▶ _WORK TO BE COMPLETED_:
Could you return every one of the rows below verbatim, with no changes?

▶ _MATERIAL_:
** begin **

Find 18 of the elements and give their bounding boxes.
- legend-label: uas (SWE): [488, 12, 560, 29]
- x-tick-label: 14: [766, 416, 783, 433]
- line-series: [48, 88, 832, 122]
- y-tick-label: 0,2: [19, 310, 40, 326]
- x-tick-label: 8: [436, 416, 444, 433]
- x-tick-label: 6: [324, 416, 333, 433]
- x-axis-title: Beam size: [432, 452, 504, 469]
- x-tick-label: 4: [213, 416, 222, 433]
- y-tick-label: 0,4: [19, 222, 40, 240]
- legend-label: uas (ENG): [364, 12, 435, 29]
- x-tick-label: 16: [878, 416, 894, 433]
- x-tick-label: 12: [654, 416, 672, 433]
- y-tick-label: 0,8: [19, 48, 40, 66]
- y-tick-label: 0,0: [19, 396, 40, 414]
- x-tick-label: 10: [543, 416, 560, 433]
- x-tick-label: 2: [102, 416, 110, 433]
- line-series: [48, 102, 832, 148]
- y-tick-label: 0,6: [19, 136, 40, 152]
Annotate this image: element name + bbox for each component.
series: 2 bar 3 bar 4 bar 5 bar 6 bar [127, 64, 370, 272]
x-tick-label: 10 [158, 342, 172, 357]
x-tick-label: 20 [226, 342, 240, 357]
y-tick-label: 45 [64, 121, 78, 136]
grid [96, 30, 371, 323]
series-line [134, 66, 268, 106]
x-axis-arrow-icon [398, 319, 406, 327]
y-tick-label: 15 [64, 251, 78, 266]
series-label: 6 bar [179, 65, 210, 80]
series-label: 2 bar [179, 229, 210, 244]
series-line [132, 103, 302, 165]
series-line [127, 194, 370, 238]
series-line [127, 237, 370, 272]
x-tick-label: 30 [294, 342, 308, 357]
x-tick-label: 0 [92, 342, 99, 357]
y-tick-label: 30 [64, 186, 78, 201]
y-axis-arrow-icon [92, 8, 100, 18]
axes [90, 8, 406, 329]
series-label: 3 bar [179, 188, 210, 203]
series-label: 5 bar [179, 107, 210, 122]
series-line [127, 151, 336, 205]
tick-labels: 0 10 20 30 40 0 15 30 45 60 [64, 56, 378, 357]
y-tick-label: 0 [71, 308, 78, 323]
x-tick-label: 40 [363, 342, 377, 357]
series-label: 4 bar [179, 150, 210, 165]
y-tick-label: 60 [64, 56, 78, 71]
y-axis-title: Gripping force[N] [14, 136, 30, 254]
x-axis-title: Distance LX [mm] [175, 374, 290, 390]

** end **

▶ _EXPECTED ANSWER_:
Find 18 of the elements and give their bounding boxes.
- legend-label: uas (SWE): [488, 12, 560, 29]
- x-tick-label: 14: [766, 416, 783, 433]
- line-series: [48, 88, 832, 122]
- y-tick-label: 0,2: [19, 310, 40, 326]
- x-tick-label: 8: [436, 416, 444, 433]
- x-tick-label: 6: [324, 416, 333, 433]
- x-axis-title: Beam size: [432, 452, 504, 469]
- x-tick-label: 4: [213, 416, 222, 433]
- y-tick-label: 0,4: [19, 222, 40, 240]
- legend-label: uas (ENG): [364, 12, 435, 29]
- x-tick-label: 16: [878, 416, 894, 433]
- x-tick-label: 12: [654, 416, 672, 433]
- y-tick-label: 0,8: [19, 48, 40, 66]
- y-tick-label: 0,0: [19, 396, 40, 414]
- x-tick-label: 10: [543, 416, 560, 433]
- x-tick-label: 2: [102, 416, 110, 433]
- line-series: [48, 102, 832, 148]
- y-tick-label: 0,6: [19, 136, 40, 152]
Annotate this image: element name + bbox for each component.
series: 2 bar 3 bar 4 bar 5 bar 6 bar [127, 64, 370, 272]
x-tick-label: 10 [158, 342, 172, 357]
x-tick-label: 20 [226, 342, 240, 357]
y-tick-label: 45 [64, 121, 78, 136]
grid [96, 30, 371, 323]
series-line [134, 66, 268, 106]
x-axis-arrow-icon [398, 319, 406, 327]
y-tick-label: 15 [64, 251, 78, 266]
series-label: 6 bar [179, 65, 210, 80]
series-label: 2 bar [179, 229, 210, 244]
series-line [132, 103, 302, 165]
series-line [127, 194, 370, 238]
series-line [127, 237, 370, 272]
x-tick-label: 30 [294, 342, 308, 357]
x-tick-label: 0 [92, 342, 99, 357]
y-tick-label: 30 [64, 186, 78, 201]
y-axis-arrow-icon [92, 8, 100, 18]
axes [90, 8, 406, 329]
series-label: 3 bar [179, 188, 210, 203]
series-label: 5 bar [179, 107, 210, 122]
series-line [127, 151, 336, 205]
tick-labels: 0 10 20 30 40 0 15 30 45 60 [64, 56, 378, 357]
y-tick-label: 0 [71, 308, 78, 323]
x-tick-label: 40 [363, 342, 377, 357]
series-label: 4 bar [179, 150, 210, 165]
y-tick-label: 60 [64, 56, 78, 71]
y-axis-title: Gripping force[N] [14, 136, 30, 254]
x-axis-title: Distance LX [mm] [175, 374, 290, 390]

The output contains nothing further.